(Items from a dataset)
----

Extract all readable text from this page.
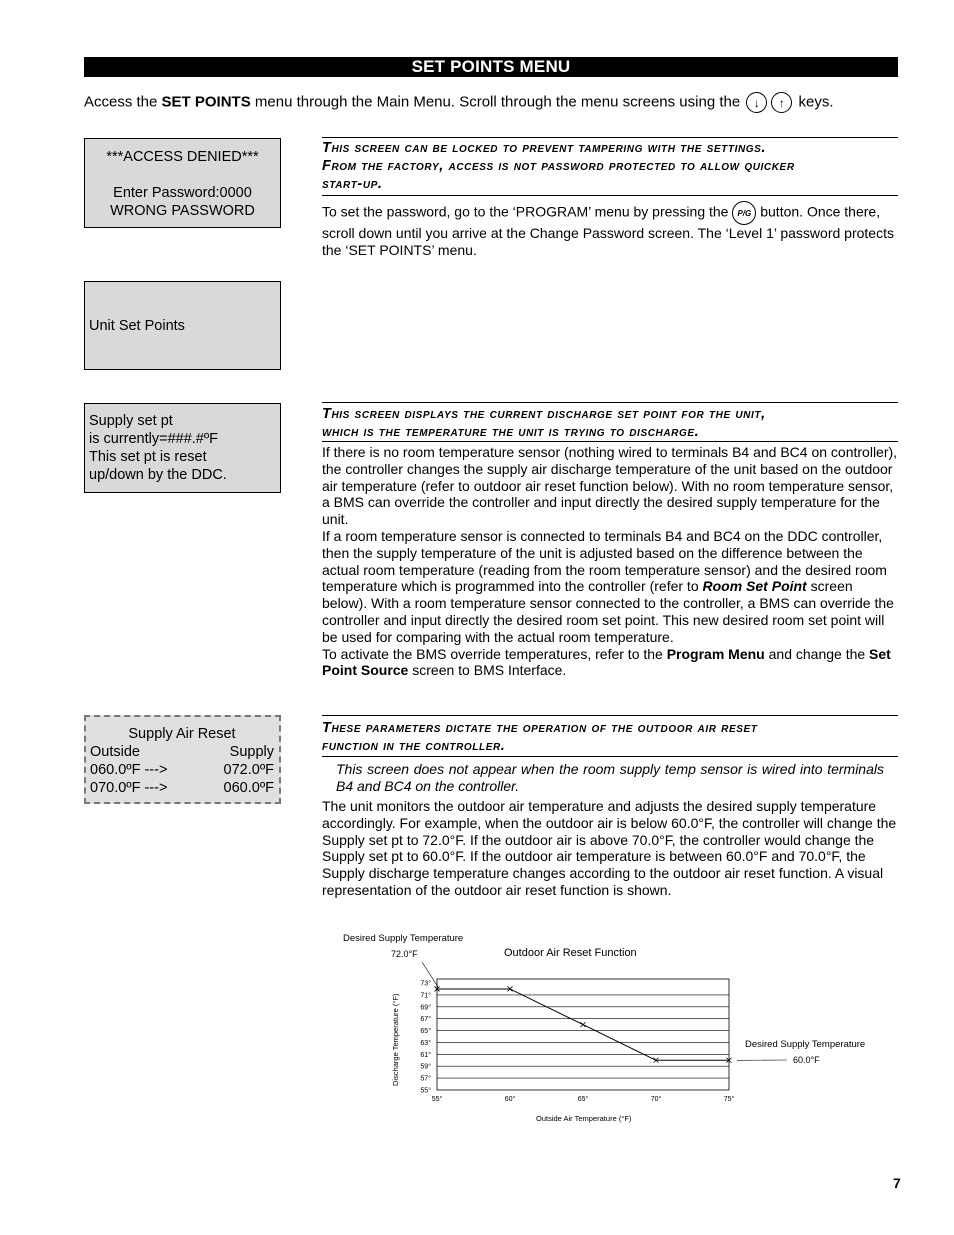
SET POINTS MENU
Access the SET POINTS menu through the Main Menu. Scroll through the menu screens using the ↓ ↑ keys.
***ACCESS DENIED***
Enter Password:0000
WRONG PASSWORD
Unit Set Points
Supply set pt
is currently=###.#ºF
This set pt is reset
up/down by the DDC.
Supply Air Reset
Outside	Supply
060.0ºF --->	072.0ºF
070.0ºF --->	060.0ºF
This screen can be locked to prevent tampering with the settings.
From the factory, access is not password protected to allow quicker
start-up.
To set the password, go to the ‘PROGRAM’ menu by pressing the P/G button. Once there, scroll down until you arrive at the Change Password screen. The ‘Level 1’ password protects the ‘SET POINTS’ menu.
This screen displays the current discharge set point for the unit,
which is the temperature the unit is trying to discharge.

If there is no room temperature sensor (nothing wired to terminals B4 and BC4 on controller), the controller changes the supply air discharge temperature of the unit based on the outdoor air temperature (refer to outdoor air reset function below). With no room temperature sensor, a BMS can override the controller and input directly the desired supply temperature for the unit.

If a room temperature sensor is connected to terminals B4 and BC4 on the DDC controller, then the supply temperature of the unit is adjusted based on the difference between the actual room temperature (reading from the room temperature sensor) and the desired room temperature which is programmed into the controller (refer to Room Set Point screen below). With a room temperature sensor connected to the controller, a BMS can override the controller and input directly the desired room set point. This new desired room set point will be used for comparing with the actual room temperature.

To activate the BMS override temperatures, refer to the Program Menu and change the Set Point Source screen to BMS Interface.

These parameters dictate the operation of the outdoor air reset
function in the controller.
This screen does not appear when the room supply temp sensor is wired into terminals B4 and BC4 on the controller.
The unit monitors the outdoor air temperature and adjusts the desired supply temperature accordingly. For example, when the outdoor air is below 60.0°F, the controller will change the Supply set pt to 72.0°F. If the outdoor air is above 70.0°F, the controller would change the Supply set pt to 60.0°F. If the outdoor air temperature is between 60.0°F and 70.0°F, the Supply discharge temperature changes according to the outdoor air reset function. A visual representation of the outdoor air reset function is shown.
Desired Supply Temperature
72.0°F	Outdoor Air Reset Function
Desired Supply Temperature
60.0°F
Discharge Temperature (°F)
Outside Air Temperature (°F)
73°
71°
69°
67°
65°
63°
61°
59°
57°
55°
55°	60°	65°	70°	75°
7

----

**Exercise description:**
Quote the material exactly. Pictures stay out.

**Answer in full:**
Extract all readable text from this page.
SET POINTS MENU
Access the SET POINTS menu through the Main Menu. Scroll through the menu screens using the ↓ ↑ keys.
***ACCESS DENIED***
Enter Password:0000
WRONG PASSWORD
Unit Set Points
Supply set pt
is currently=###.#ºF
This set pt is reset
up/down by the DDC.
Supply Air Reset
Outside	Supply
060.0ºF --->	072.0ºF
070.0ºF --->	060.0ºF
This screen can be locked to prevent tampering with the settings.
From the factory, access is not password protected to allow quicker
start-up.
To set the password, go to the ‘PROGRAM’ menu by pressing the P/G button. Once there, scroll down until you arrive at the Change Password screen. The ‘Level 1’ password protects the ‘SET POINTS’ menu.
This screen displays the current discharge set point for the unit,
which is the temperature the unit is trying to discharge.

If there is no room temperature sensor (nothing wired to terminals B4 and BC4 on controller), the controller changes the supply air discharge temperature of the unit based on the outdoor air temperature (refer to outdoor air reset function below). With no room temperature sensor, a BMS can override the controller and input directly the desired supply temperature for the unit.

If a room temperature sensor is connected to terminals B4 and BC4 on the DDC controller, then the supply temperature of the unit is adjusted based on the difference between the actual room temperature (reading from the room temperature sensor) and the desired room temperature which is programmed into the controller (refer to Room Set Point screen below). With a room temperature sensor connected to the controller, a BMS can override the controller and input directly the desired room set point. This new desired room set point will be used for comparing with the actual room temperature.

To activate the BMS override temperatures, refer to the Program Menu and change the Set Point Source screen to BMS Interface.

These parameters dictate the operation of the outdoor air reset
function in the controller.
This screen does not appear when the room supply temp sensor is wired into terminals B4 and BC4 on the controller.
The unit monitors the outdoor air temperature and adjusts the desired supply temperature accordingly. For example, when the outdoor air is below 60.0°F, the controller will change the Supply set pt to 72.0°F. If the outdoor air is above 70.0°F, the controller would change the Supply set pt to 60.0°F. If the outdoor air temperature is between 60.0°F and 70.0°F, the Supply discharge temperature changes according to the outdoor air reset function. A visual representation of the outdoor air reset function is shown.
Desired Supply Temperature
72.0°F	Outdoor Air Reset Function
Desired Supply Temperature
60.0°F
Discharge Temperature (°F)
Outside Air Temperature (°F)
73°
71°
69°
67°
65°
63°
61°
59°
57°
55°
55°	60°	65°	70°	75°
7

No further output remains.